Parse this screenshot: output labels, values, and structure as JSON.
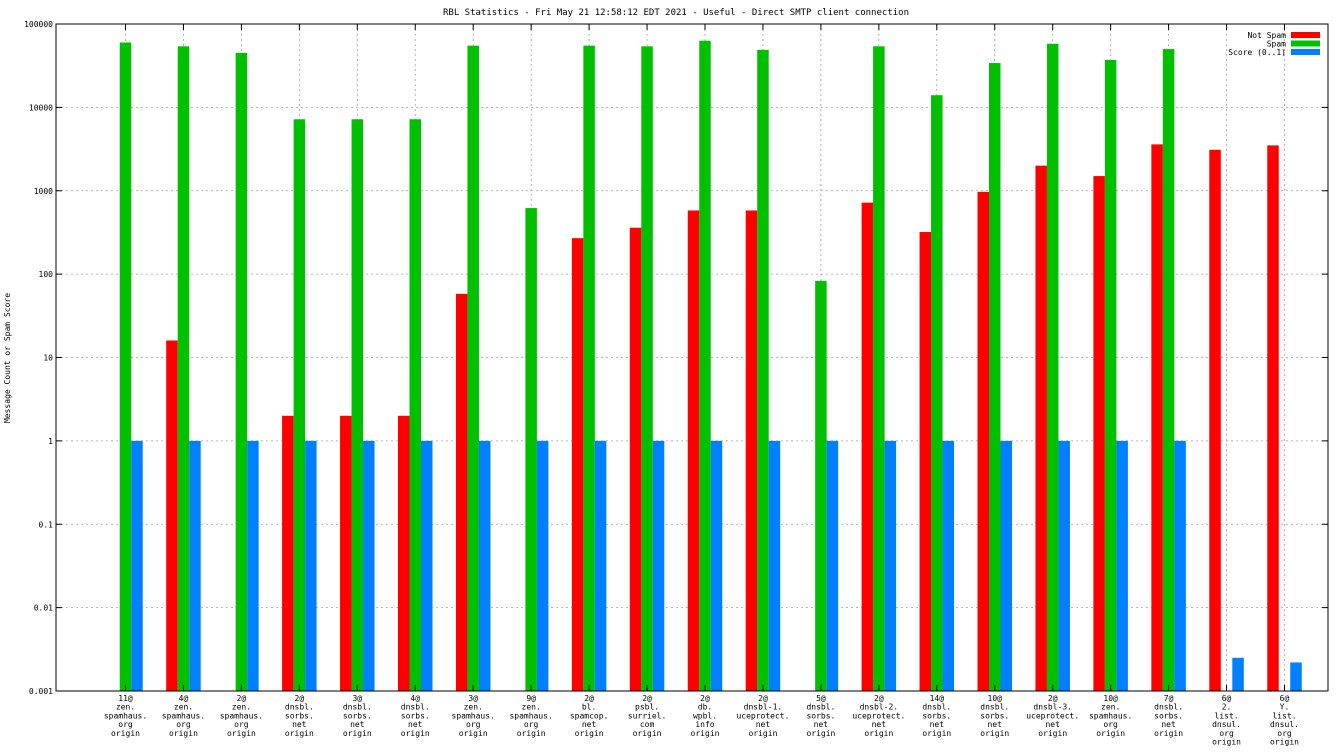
{
  "chart_data": {
    "type": "bar",
    "title": "RBL Statistics - Fri May 21 12:58:12 EDT 2021 - Useful - Direct SMTP client connection",
    "xlabel": "",
    "ylabel": "Message Count or Spam Score",
    "yscale": "log",
    "ylim": [
      0.001,
      100000
    ],
    "yticks": [
      "0.001",
      "0.01",
      "0.1",
      "1",
      "10",
      "100",
      "1000",
      "10000",
      "100000"
    ],
    "grid": true,
    "legend_position": "top-right",
    "categories": [
      [
        "11@",
        "zen.",
        "spamhaus.",
        "org",
        "origin"
      ],
      [
        "4@",
        "zen.",
        "spamhaus.",
        "org",
        "origin"
      ],
      [
        "2@",
        "zen.",
        "spamhaus.",
        "org",
        "origin"
      ],
      [
        "2@",
        "dnsbl.",
        "sorbs.",
        "net",
        "origin"
      ],
      [
        "3@",
        "dnsbl.",
        "sorbs.",
        "net",
        "origin"
      ],
      [
        "4@",
        "dnsbl.",
        "sorbs.",
        "net",
        "origin"
      ],
      [
        "3@",
        "zen.",
        "spamhaus.",
        "org",
        "origin"
      ],
      [
        "9@",
        "zen.",
        "spamhaus.",
        "org",
        "origin"
      ],
      [
        "2@",
        "bl.",
        "spamcop.",
        "net",
        "origin"
      ],
      [
        "2@",
        "psbl.",
        "surriel.",
        "com",
        "origin"
      ],
      [
        "2@",
        "db.",
        "wpbl.",
        "info",
        "origin"
      ],
      [
        "2@",
        "dnsbl-1.",
        "uceprotect.",
        "net",
        "origin"
      ],
      [
        "5@",
        "dnsbl.",
        "sorbs.",
        "net",
        "origin"
      ],
      [
        "2@",
        "dnsbl-2.",
        "uceprotect.",
        "net",
        "origin"
      ],
      [
        "14@",
        "dnsbl.",
        "sorbs.",
        "net",
        "origin"
      ],
      [
        "10@",
        "dnsbl.",
        "sorbs.",
        "net",
        "origin"
      ],
      [
        "2@",
        "dnsbl-3.",
        "uceprotect.",
        "net",
        "origin"
      ],
      [
        "10@",
        "zen.",
        "spamhaus.",
        "org",
        "origin"
      ],
      [
        "7@",
        "dnsbl.",
        "sorbs.",
        "net",
        "origin"
      ],
      [
        "6@",
        "2.",
        "list.",
        "dnsul.",
        "org",
        "origin"
      ],
      [
        "6@",
        "Y.",
        "list.",
        "dnsul.",
        "org",
        "origin"
      ]
    ],
    "series": [
      {
        "name": "Not Spam",
        "color": "#ff0000",
        "values": [
          null,
          16,
          null,
          2,
          2,
          2,
          58,
          null,
          270,
          360,
          580,
          580,
          null,
          720,
          320,
          970,
          2000,
          1500,
          3600,
          3100,
          3500
        ]
      },
      {
        "name": "Spam",
        "color": "#00c000",
        "values": [
          60000,
          54000,
          45000,
          7200,
          7200,
          7200,
          55000,
          620,
          55000,
          54000,
          63000,
          49000,
          83,
          54000,
          14000,
          34000,
          58000,
          37000,
          50000,
          null,
          null
        ]
      },
      {
        "name": "Score (0..1)",
        "color": "#0080ff",
        "values": [
          1,
          1,
          1,
          1,
          1,
          1,
          1,
          1,
          1,
          1,
          1,
          1,
          1,
          1,
          1,
          1,
          1,
          1,
          1,
          0.0025,
          0.0022
        ]
      }
    ]
  }
}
================================
GOAL: Exclude the pictures and repeat every other part of the records word for word.

FULL SOLUTION:
Parse this screenshot: output labels, values, and structure as JSON.
{
  "chart_data": {
    "type": "bar",
    "title": "RBL Statistics - Fri May 21 12:58:12 EDT 2021 - Useful - Direct SMTP client connection",
    "xlabel": "",
    "ylabel": "Message Count or Spam Score",
    "yscale": "log",
    "ylim": [
      0.001,
      100000
    ],
    "yticks": [
      "0.001",
      "0.01",
      "0.1",
      "1",
      "10",
      "100",
      "1000",
      "10000",
      "100000"
    ],
    "grid": true,
    "legend_position": "top-right",
    "categories": [
      [
        "11@",
        "zen.",
        "spamhaus.",
        "org",
        "origin"
      ],
      [
        "4@",
        "zen.",
        "spamhaus.",
        "org",
        "origin"
      ],
      [
        "2@",
        "zen.",
        "spamhaus.",
        "org",
        "origin"
      ],
      [
        "2@",
        "dnsbl.",
        "sorbs.",
        "net",
        "origin"
      ],
      [
        "3@",
        "dnsbl.",
        "sorbs.",
        "net",
        "origin"
      ],
      [
        "4@",
        "dnsbl.",
        "sorbs.",
        "net",
        "origin"
      ],
      [
        "3@",
        "zen.",
        "spamhaus.",
        "org",
        "origin"
      ],
      [
        "9@",
        "zen.",
        "spamhaus.",
        "org",
        "origin"
      ],
      [
        "2@",
        "bl.",
        "spamcop.",
        "net",
        "origin"
      ],
      [
        "2@",
        "psbl.",
        "surriel.",
        "com",
        "origin"
      ],
      [
        "2@",
        "db.",
        "wpbl.",
        "info",
        "origin"
      ],
      [
        "2@",
        "dnsbl-1.",
        "uceprotect.",
        "net",
        "origin"
      ],
      [
        "5@",
        "dnsbl.",
        "sorbs.",
        "net",
        "origin"
      ],
      [
        "2@",
        "dnsbl-2.",
        "uceprotect.",
        "net",
        "origin"
      ],
      [
        "14@",
        "dnsbl.",
        "sorbs.",
        "net",
        "origin"
      ],
      [
        "10@",
        "dnsbl.",
        "sorbs.",
        "net",
        "origin"
      ],
      [
        "2@",
        "dnsbl-3.",
        "uceprotect.",
        "net",
        "origin"
      ],
      [
        "10@",
        "zen.",
        "spamhaus.",
        "org",
        "origin"
      ],
      [
        "7@",
        "dnsbl.",
        "sorbs.",
        "net",
        "origin"
      ],
      [
        "6@",
        "2.",
        "list.",
        "dnsul.",
        "org",
        "origin"
      ],
      [
        "6@",
        "Y.",
        "list.",
        "dnsul.",
        "org",
        "origin"
      ]
    ],
    "series": [
      {
        "name": "Not Spam",
        "color": "#ff0000",
        "values": [
          null,
          16,
          null,
          2,
          2,
          2,
          58,
          null,
          270,
          360,
          580,
          580,
          null,
          720,
          320,
          970,
          2000,
          1500,
          3600,
          3100,
          3500
        ]
      },
      {
        "name": "Spam",
        "color": "#00c000",
        "values": [
          60000,
          54000,
          45000,
          7200,
          7200,
          7200,
          55000,
          620,
          55000,
          54000,
          63000,
          49000,
          83,
          54000,
          14000,
          34000,
          58000,
          37000,
          50000,
          null,
          null
        ]
      },
      {
        "name": "Score (0..1)",
        "color": "#0080ff",
        "values": [
          1,
          1,
          1,
          1,
          1,
          1,
          1,
          1,
          1,
          1,
          1,
          1,
          1,
          1,
          1,
          1,
          1,
          1,
          1,
          0.0025,
          0.0022
        ]
      }
    ]
  }
}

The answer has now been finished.